BEGIN ITEMS

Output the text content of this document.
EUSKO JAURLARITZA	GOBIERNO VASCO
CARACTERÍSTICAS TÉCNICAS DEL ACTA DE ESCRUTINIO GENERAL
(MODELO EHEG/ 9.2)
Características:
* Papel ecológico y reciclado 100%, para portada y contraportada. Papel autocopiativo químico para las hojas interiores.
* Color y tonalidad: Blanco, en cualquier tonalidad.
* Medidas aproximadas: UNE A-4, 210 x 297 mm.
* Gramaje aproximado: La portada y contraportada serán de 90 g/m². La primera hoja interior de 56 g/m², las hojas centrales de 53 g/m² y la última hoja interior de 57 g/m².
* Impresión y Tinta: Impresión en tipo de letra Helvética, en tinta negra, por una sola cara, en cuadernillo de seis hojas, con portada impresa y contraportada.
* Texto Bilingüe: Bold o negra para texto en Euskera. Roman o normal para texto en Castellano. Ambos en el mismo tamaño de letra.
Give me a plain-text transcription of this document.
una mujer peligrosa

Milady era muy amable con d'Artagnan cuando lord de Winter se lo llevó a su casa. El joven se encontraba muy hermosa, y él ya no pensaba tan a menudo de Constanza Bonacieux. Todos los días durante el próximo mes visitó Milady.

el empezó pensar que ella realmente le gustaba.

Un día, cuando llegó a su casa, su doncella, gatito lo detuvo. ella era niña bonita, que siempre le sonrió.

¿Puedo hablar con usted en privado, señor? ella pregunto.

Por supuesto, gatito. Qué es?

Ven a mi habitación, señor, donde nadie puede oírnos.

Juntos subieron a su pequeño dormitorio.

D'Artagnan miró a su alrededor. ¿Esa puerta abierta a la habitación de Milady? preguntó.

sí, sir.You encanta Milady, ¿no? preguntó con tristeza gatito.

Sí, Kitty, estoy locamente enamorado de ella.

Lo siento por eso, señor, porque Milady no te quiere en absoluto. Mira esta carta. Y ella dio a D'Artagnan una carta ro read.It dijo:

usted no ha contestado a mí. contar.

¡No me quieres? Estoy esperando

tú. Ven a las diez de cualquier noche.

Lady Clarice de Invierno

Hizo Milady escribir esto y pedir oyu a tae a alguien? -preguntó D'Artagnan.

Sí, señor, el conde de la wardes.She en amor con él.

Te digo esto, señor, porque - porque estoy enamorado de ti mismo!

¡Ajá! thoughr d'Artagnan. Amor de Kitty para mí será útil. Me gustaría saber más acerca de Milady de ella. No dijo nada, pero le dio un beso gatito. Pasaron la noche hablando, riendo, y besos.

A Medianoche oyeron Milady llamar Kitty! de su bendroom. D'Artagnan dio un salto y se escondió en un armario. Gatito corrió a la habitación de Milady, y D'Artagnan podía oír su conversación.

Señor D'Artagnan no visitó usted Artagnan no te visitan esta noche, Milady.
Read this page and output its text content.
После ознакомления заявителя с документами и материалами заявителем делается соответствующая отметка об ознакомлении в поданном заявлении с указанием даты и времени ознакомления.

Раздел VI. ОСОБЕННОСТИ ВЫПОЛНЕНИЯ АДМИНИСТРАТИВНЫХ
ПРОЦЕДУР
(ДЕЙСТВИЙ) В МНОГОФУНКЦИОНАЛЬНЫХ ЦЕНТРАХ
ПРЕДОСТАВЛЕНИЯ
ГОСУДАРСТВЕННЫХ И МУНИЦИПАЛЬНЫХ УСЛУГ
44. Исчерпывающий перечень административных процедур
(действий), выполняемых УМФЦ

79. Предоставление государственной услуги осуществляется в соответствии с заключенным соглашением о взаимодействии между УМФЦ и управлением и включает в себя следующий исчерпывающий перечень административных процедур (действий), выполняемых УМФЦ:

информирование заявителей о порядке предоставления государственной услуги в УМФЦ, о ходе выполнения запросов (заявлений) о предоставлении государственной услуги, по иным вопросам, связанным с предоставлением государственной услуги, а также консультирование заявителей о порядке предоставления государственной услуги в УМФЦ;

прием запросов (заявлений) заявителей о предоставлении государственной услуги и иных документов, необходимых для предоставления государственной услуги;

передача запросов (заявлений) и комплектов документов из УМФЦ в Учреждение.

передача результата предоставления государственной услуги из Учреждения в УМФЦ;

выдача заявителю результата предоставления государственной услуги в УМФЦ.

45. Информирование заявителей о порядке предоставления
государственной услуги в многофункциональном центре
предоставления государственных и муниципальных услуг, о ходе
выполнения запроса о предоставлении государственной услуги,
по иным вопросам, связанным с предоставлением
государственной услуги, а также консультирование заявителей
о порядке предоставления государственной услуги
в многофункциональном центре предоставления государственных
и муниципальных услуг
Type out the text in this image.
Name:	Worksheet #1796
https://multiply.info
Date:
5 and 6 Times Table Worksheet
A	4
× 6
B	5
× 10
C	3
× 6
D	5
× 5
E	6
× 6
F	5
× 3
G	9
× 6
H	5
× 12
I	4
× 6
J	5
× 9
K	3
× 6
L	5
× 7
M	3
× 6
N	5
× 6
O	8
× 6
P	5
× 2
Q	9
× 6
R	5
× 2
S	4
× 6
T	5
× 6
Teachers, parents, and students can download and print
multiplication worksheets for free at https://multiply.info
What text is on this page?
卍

END ITEMS

- BRIEF: Repeat all the entries exactly as given.

- RESPONSE TO THE TASK:
Output the text content of this document.
EUSKO JAURLARITZA	GOBIERNO VASCO
CARACTERÍSTICAS TÉCNICAS DEL ACTA DE ESCRUTINIO GENERAL
(MODELO EHEG/ 9.2)
Características:
* Papel ecológico y reciclado 100%, para portada y contraportada. Papel autocopiativo químico para las hojas interiores.
* Color y tonalidad: Blanco, en cualquier tonalidad.
* Medidas aproximadas: UNE A-4, 210 x 297 mm.
* Gramaje aproximado: La portada y contraportada serán de 90 g/m². La primera hoja interior de 56 g/m², las hojas centrales de 53 g/m² y la última hoja interior de 57 g/m².
* Impresión y Tinta: Impresión en tipo de letra Helvética, en tinta negra, por una sola cara, en cuadernillo de seis hojas, con portada impresa y contraportada.
* Texto Bilingüe: Bold o negra para texto en Euskera. Roman o normal para texto en Castellano. Ambos en el mismo tamaño de letra.
Give me a plain-text transcription of this document.
una mujer peligrosa

Milady era muy amable con d'Artagnan cuando lord de Winter se lo llevó a su casa. El joven se encontraba muy hermosa, y él ya no pensaba tan a menudo de Constanza Bonacieux. Todos los días durante el próximo mes visitó Milady.

el empezó pensar que ella realmente le gustaba.

Un día, cuando llegó a su casa, su doncella, gatito lo detuvo. ella era niña bonita, que siempre le sonrió.

¿Puedo hablar con usted en privado, señor? ella pregunto.

Por supuesto, gatito. Qué es?

Ven a mi habitación, señor, donde nadie puede oírnos.

Juntos subieron a su pequeño dormitorio.

D'Artagnan miró a su alrededor. ¿Esa puerta abierta a la habitación de Milady? preguntó.

sí, sir.You encanta Milady, ¿no? preguntó con tristeza gatito.

Sí, Kitty, estoy locamente enamorado de ella.

Lo siento por eso, señor, porque Milady no te quiere en absoluto. Mira esta carta. Y ella dio a D'Artagnan una carta ro read.It dijo:

usted no ha contestado a mí. contar.

¡No me quieres? Estoy esperando

tú. Ven a las diez de cualquier noche.

Lady Clarice de Invierno

Hizo Milady escribir esto y pedir oyu a tae a alguien? -preguntó D'Artagnan.

Sí, señor, el conde de la wardes.She en amor con él.

Te digo esto, señor, porque - porque estoy enamorado de ti mismo!

¡Ajá! thoughr d'Artagnan. Amor de Kitty para mí será útil. Me gustaría saber más acerca de Milady de ella. No dijo nada, pero le dio un beso gatito. Pasaron la noche hablando, riendo, y besos.

A Medianoche oyeron Milady llamar Kitty! de su bendroom. D'Artagnan dio un salto y se escondió en un armario. Gatito corrió a la habitación de Milady, y D'Artagnan podía oír su conversación.

Señor D'Artagnan no visitó usted Artagnan no te visitan esta noche, Milady.
Read this page and output its text content.
После ознакомления заявителя с документами и материалами заявителем делается соответствующая отметка об ознакомлении в поданном заявлении с указанием даты и времени ознакомления.

Раздел VI. ОСОБЕННОСТИ ВЫПОЛНЕНИЯ АДМИНИСТРАТИВНЫХ
ПРОЦЕДУР
(ДЕЙСТВИЙ) В МНОГОФУНКЦИОНАЛЬНЫХ ЦЕНТРАХ
ПРЕДОСТАВЛЕНИЯ
ГОСУДАРСТВЕННЫХ И МУНИЦИПАЛЬНЫХ УСЛУГ
44. Исчерпывающий перечень административных процедур
(действий), выполняемых УМФЦ

79. Предоставление государственной услуги осуществляется в соответствии с заключенным соглашением о взаимодействии между УМФЦ и управлением и включает в себя следующий исчерпывающий перечень административных процедур (действий), выполняемых УМФЦ:

информирование заявителей о порядке предоставления государственной услуги в УМФЦ, о ходе выполнения запросов (заявлений) о предоставлении государственной услуги, по иным вопросам, связанным с предоставлением государственной услуги, а также консультирование заявителей о порядке предоставления государственной услуги в УМФЦ;

прием запросов (заявлений) заявителей о предоставлении государственной услуги и иных документов, необходимых для предоставления государственной услуги;

передача запросов (заявлений) и комплектов документов из УМФЦ в Учреждение.

передача результата предоставления государственной услуги из Учреждения в УМФЦ;

выдача заявителю результата предоставления государственной услуги в УМФЦ.

45. Информирование заявителей о порядке предоставления
государственной услуги в многофункциональном центре
предоставления государственных и муниципальных услуг, о ходе
выполнения запроса о предоставлении государственной услуги,
по иным вопросам, связанным с предоставлением
государственной услуги, а также консультирование заявителей
о порядке предоставления государственной услуги
в многофункциональном центре предоставления государственных
и муниципальных услуг
Type out the text in this image.
Name:	Worksheet #1796
https://multiply.info
Date:
5 and 6 Times Table Worksheet
A	4
× 6
B	5
× 10
C	3
× 6
D	5
× 5
E	6
× 6
F	5
× 3
G	9
× 6
H	5
× 12
I	4
× 6
J	5
× 9
K	3
× 6
L	5
× 7
M	3
× 6
N	5
× 6
O	8
× 6
P	5
× 2
Q	9
× 6
R	5
× 2
S	4
× 6
T	5
× 6
Teachers, parents, and students can download and print
multiplication worksheets for free at https://multiply.info
What text is on this page?
卍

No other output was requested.